▶ **DOCUMENT EXCERPT**:
■ ■ ■ ■ ■ ■ ■

d) Implement an automated alert system to warn about potential sensor network issues or certain events, e.g., extreme storms. For example, automated alerts might signal low battery power, indicate sensor calibration is needed, or indicate high winds or precipitation.
e) Add on-site cameras or webcams. Webcams can be used to record weather or site conditions, animal disturbance or human access.
  1. Maintenance:
a) Schedule routine sensor maintenance. Routine site visits following standard protocols can assure proper maintenance activities.
b) Standardize field notebooks, check sheets or field computer applications to lead field technicians through a standard set of procedures and assure that all necessary tasks are conducted. These notebooks or applications can serve as an entry point for technical observations regarding potential problems or sensor failures.
c) Schedule routine calibration of instruments and sensors based on manufacturer specifications. Maintaining additional calibrated sensors of the same make/model can allow immediate replacement of sensors removed for calibration to avoid data loss. Otherwise, sensor calibrations can be scheduled at non-critical times or staggered such that a nearby sensor can be used as a proxy to fill gaps.
d) Anticipate common repairs and maintain inventory replacement parts. Sensors can be replaced before failure where sensor lifetimes are known or can be estimated.
e) Assure proper installation of sensors (correct orientation, clean wiring, solid connections and mounting, etc.). Protocols for installing new sensors will also assure that key information is logged regarding a sensor’s establishment (See Management section).
  1. Practices:
a) Maintain an appropriate level of human inspection. Develop the capability to easily view real-time data and examine regularly (daily/weekly). Regular inspection can help identify sensor problems quickly and might allow for fewer site visitations. Certain problems such as visible extreme spikes, intermittent values, or repetitive values can be easily viewed in raw data plots.
b) Spot check measurements with a reference sensor can be routinely used for some measurements, i.e. temperature, snow depth, etc. to verify the performance of in situ sensors.

■ ■ ■ ■ ■ ■ ■

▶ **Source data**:
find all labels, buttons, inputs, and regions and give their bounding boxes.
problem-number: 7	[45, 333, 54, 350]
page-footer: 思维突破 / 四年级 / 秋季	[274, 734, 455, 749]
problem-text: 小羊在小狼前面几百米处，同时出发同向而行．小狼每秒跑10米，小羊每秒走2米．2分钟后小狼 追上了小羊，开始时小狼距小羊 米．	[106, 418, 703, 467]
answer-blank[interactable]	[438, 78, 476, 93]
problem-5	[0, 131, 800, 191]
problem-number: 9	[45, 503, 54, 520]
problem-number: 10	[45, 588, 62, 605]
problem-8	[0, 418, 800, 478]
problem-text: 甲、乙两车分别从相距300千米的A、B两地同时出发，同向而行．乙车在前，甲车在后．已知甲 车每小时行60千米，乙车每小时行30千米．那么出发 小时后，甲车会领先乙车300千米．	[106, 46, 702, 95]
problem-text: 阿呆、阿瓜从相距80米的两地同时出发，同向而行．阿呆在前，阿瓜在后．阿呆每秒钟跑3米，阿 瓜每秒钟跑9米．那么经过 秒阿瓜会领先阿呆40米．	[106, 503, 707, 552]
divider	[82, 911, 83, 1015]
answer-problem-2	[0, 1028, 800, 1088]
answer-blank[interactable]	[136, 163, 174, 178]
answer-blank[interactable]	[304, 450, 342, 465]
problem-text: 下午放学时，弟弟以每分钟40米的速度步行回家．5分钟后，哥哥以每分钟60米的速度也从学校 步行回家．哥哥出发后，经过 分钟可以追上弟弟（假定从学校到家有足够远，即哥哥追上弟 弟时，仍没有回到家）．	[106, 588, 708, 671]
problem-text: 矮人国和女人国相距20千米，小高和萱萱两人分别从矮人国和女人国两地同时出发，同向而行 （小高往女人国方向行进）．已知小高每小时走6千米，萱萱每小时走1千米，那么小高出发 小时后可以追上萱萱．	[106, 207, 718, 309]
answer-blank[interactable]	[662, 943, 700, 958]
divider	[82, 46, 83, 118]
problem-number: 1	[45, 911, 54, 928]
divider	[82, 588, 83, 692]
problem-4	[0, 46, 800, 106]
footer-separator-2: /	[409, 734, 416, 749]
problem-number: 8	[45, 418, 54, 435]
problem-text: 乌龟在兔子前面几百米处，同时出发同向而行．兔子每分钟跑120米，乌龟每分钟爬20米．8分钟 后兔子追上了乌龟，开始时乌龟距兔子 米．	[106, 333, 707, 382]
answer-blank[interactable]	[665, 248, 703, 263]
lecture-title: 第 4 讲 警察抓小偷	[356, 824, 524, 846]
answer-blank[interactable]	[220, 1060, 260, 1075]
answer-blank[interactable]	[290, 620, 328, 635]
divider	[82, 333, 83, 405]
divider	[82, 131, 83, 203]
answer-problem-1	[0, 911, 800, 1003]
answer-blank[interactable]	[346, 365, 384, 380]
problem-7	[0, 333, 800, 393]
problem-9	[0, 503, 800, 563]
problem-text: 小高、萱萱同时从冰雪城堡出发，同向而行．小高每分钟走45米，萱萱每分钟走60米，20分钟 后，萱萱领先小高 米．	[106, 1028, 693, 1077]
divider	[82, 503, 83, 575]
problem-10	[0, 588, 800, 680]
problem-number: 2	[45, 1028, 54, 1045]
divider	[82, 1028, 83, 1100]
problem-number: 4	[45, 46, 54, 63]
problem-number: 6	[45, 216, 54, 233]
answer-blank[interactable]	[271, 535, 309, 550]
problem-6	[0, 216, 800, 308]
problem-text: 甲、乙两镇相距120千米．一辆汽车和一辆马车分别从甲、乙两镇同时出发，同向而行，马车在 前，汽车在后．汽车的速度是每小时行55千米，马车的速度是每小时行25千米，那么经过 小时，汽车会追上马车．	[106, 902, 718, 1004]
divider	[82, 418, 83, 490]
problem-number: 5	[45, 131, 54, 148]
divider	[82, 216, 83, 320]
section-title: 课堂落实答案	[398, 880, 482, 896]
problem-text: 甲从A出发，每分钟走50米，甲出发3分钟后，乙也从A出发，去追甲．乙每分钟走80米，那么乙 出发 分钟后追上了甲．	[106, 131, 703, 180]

■ ■ ■ ■ ■ ■ ■

▶ **TASKS FOR THIS EXERCISE**:
a: Translate this sentence from the sensor maintenance excerpt into Spanish: "Webcams can be used to record weather or site conditions, animal disturbance or human access."
b: Based on the sensor maintenance excerpt, decide whether each statement agrees with it. Answer yes or no for each and quote the words that decide it.
(i) Sensor calibrations should be scheduled during critical times.
(ii) Regular inspection of real-time data might reduce the number of site visits.
(iii) Automated alerts might signal low battery power.
c: Reproduce the sensor maintenance excerpt word for word from "c) Schedule routine" up to and including "(See Management section).".

▶ **ANSWERS FOR THIS EXERCISE**:
a: Las cámaras web pueden usarse para registrar el clima o las condiciones del sitio, las perturbaciones causadas por animales o el acceso humano.

b:
(i) No: "sensor calibrations can be scheduled at non-critical times"
(ii) Yes: "might allow for fewer site visitations"
(iii) Yes: "automated alerts might signal low battery power"

c:
c) Schedule routine calibration of instruments and sensors based on manufacturer specifications. Maintaining additional calibrated sensors of the same make/model can allow immediate replacement of sensors removed for calibration to avoid data loss. Otherwise, sensor calibrations can be scheduled at non-critical times or staggered such that a nearby sensor can be used as a proxy to fill gaps.
d) Anticipate common repairs and maintain inventory replacement parts. Sensors can be replaced before failure where sensor lifetimes are known or can be estimated.
e) Assure proper installation of sensors (correct orientation, clean wiring, solid connections and mounting, etc.). Protocols for installing new sensors will also assure that key information is logged regarding a sensor’s establishment (See Management section).